# start of DATA EXTRACT
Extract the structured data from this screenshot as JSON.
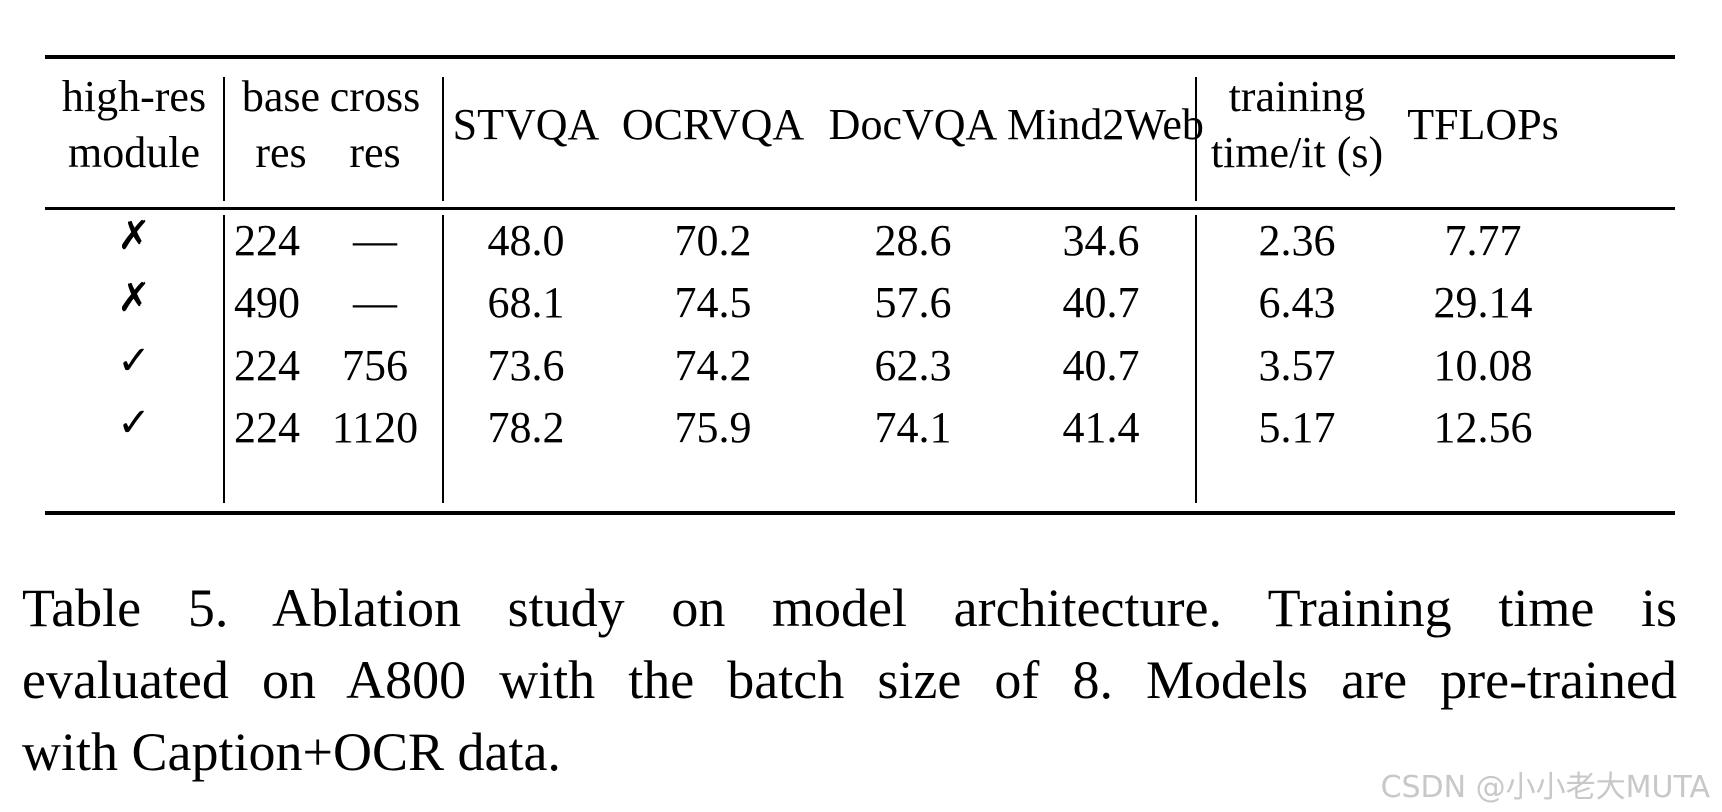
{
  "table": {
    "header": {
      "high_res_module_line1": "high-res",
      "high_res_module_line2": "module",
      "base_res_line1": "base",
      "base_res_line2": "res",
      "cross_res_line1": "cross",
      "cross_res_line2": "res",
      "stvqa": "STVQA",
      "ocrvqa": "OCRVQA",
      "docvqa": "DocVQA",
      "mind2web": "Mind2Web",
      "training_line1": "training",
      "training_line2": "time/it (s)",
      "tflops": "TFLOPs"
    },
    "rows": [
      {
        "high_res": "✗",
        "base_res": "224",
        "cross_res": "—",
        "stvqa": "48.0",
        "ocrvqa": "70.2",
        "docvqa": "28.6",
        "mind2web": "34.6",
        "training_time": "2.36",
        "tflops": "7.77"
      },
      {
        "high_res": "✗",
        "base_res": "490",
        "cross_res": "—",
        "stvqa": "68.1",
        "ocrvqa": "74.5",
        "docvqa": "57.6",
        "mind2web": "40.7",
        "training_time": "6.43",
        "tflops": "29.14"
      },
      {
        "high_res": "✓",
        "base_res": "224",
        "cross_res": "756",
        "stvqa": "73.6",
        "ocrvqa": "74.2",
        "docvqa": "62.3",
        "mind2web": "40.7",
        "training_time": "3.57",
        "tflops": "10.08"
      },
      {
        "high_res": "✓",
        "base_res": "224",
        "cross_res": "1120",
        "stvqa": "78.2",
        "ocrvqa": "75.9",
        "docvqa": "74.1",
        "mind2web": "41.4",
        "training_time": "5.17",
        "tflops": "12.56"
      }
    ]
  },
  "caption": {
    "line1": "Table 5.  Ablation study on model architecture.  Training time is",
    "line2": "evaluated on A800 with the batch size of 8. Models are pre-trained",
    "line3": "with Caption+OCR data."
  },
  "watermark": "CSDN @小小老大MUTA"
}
# end of DATA EXTRACT
OBJECTIVE
Pictures in the records above are left out; print everything else exactly as written.

RESPONSE FOR THIS EXERCISE
Extract the structured data from this screenshot as JSON.
{
  "table": {
    "header": {
      "high_res_module_line1": "high-res",
      "high_res_module_line2": "module",
      "base_res_line1": "base",
      "base_res_line2": "res",
      "cross_res_line1": "cross",
      "cross_res_line2": "res",
      "stvqa": "STVQA",
      "ocrvqa": "OCRVQA",
      "docvqa": "DocVQA",
      "mind2web": "Mind2Web",
      "training_line1": "training",
      "training_line2": "time/it (s)",
      "tflops": "TFLOPs"
    },
    "rows": [
      {
        "high_res": "✗",
        "base_res": "224",
        "cross_res": "—",
        "stvqa": "48.0",
        "ocrvqa": "70.2",
        "docvqa": "28.6",
        "mind2web": "34.6",
        "training_time": "2.36",
        "tflops": "7.77"
      },
      {
        "high_res": "✗",
        "base_res": "490",
        "cross_res": "—",
        "stvqa": "68.1",
        "ocrvqa": "74.5",
        "docvqa": "57.6",
        "mind2web": "40.7",
        "training_time": "6.43",
        "tflops": "29.14"
      },
      {
        "high_res": "✓",
        "base_res": "224",
        "cross_res": "756",
        "stvqa": "73.6",
        "ocrvqa": "74.2",
        "docvqa": "62.3",
        "mind2web": "40.7",
        "training_time": "3.57",
        "tflops": "10.08"
      },
      {
        "high_res": "✓",
        "base_res": "224",
        "cross_res": "1120",
        "stvqa": "78.2",
        "ocrvqa": "75.9",
        "docvqa": "74.1",
        "mind2web": "41.4",
        "training_time": "5.17",
        "tflops": "12.56"
      }
    ]
  },
  "caption": {
    "line1": "Table 5.  Ablation study on model architecture.  Training time is",
    "line2": "evaluated on A800 with the batch size of 8. Models are pre-trained",
    "line3": "with Caption+OCR data."
  },
  "watermark": "CSDN @小小老大MUTA"
}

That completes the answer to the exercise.